**PROBLEM REQUIREMENTS**
Tally every line of the listing below that holds "Sordera", then give the tally alone.

**DATASET RECORDS**
════════════════════
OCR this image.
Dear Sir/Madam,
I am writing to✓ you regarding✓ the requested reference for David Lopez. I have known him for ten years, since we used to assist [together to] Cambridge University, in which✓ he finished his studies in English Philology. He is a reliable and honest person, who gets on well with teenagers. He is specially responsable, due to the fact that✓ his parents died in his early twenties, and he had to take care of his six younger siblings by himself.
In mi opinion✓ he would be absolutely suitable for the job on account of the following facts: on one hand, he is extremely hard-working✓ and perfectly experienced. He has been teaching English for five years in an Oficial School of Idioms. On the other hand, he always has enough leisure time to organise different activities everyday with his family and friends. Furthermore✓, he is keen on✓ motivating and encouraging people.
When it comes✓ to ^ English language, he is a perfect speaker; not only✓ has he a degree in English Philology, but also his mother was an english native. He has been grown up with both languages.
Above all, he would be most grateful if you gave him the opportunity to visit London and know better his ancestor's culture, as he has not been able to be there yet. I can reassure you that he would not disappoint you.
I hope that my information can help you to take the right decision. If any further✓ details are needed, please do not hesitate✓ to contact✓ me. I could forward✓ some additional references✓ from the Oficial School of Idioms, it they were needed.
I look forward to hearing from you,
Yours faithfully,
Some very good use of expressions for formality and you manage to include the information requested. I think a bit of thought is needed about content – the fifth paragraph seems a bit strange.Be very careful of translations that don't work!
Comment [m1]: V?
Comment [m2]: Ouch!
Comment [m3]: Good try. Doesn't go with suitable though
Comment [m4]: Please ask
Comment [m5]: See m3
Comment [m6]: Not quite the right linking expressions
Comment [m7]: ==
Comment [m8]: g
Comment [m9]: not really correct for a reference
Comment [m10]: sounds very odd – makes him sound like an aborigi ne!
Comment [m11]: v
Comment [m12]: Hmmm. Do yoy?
════════════════════
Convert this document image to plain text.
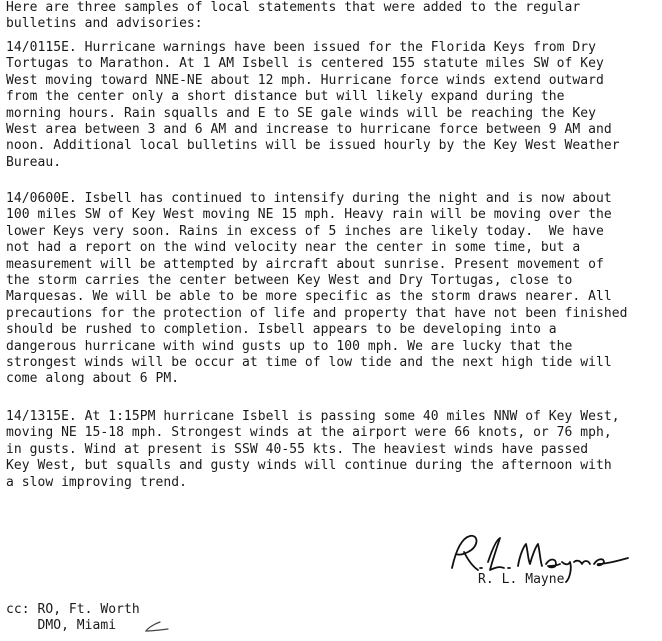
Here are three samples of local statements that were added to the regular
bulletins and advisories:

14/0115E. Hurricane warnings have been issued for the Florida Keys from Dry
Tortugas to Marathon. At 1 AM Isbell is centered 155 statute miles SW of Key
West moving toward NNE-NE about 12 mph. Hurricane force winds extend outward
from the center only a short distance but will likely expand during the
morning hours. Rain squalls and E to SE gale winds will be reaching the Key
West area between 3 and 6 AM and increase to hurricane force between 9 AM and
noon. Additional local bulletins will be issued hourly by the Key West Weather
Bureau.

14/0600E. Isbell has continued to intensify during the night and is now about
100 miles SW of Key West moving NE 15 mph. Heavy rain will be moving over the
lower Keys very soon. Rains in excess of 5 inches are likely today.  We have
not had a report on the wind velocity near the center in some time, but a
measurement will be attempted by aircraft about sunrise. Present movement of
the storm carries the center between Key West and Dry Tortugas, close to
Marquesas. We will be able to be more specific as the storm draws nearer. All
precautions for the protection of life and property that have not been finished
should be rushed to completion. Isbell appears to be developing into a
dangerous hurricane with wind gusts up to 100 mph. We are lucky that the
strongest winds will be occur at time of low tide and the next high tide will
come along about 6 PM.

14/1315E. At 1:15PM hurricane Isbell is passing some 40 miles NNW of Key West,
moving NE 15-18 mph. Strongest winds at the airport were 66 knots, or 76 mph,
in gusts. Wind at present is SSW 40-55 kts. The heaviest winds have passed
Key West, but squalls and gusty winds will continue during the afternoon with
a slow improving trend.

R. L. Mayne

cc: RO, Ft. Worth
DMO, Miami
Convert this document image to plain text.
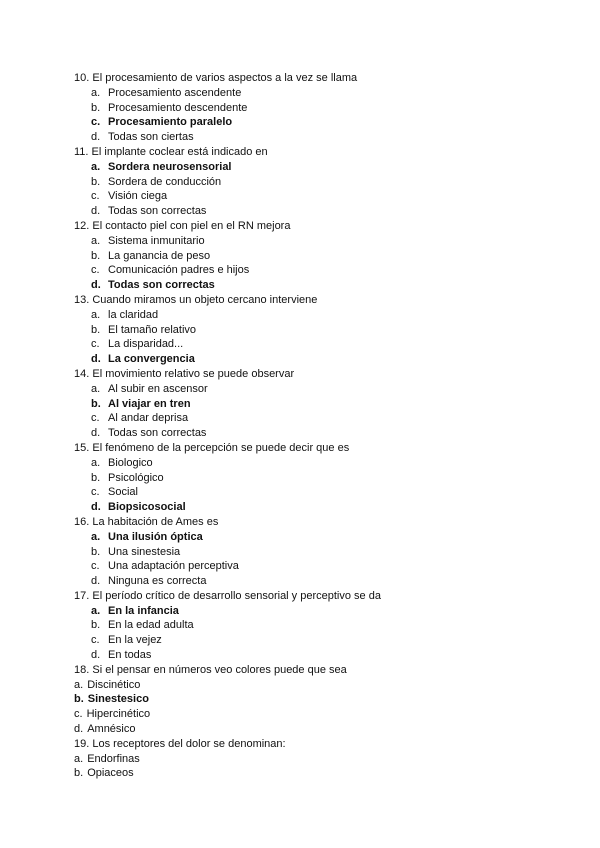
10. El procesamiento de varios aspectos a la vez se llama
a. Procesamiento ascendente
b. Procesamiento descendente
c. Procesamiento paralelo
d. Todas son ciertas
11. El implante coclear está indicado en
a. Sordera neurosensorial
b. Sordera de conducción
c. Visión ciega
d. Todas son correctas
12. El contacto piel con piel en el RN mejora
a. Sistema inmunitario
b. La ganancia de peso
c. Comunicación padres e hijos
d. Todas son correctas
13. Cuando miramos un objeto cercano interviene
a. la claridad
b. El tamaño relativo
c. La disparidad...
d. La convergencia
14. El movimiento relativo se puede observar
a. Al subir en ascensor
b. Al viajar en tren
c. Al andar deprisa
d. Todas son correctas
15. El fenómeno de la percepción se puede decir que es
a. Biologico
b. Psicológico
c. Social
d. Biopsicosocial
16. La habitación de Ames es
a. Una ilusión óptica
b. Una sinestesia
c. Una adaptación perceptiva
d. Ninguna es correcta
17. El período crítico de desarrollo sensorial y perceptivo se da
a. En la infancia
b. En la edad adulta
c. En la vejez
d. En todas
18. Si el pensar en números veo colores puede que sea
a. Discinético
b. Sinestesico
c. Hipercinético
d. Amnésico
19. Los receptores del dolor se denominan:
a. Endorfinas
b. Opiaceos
════════════════════
**TASK SOLUTION**
2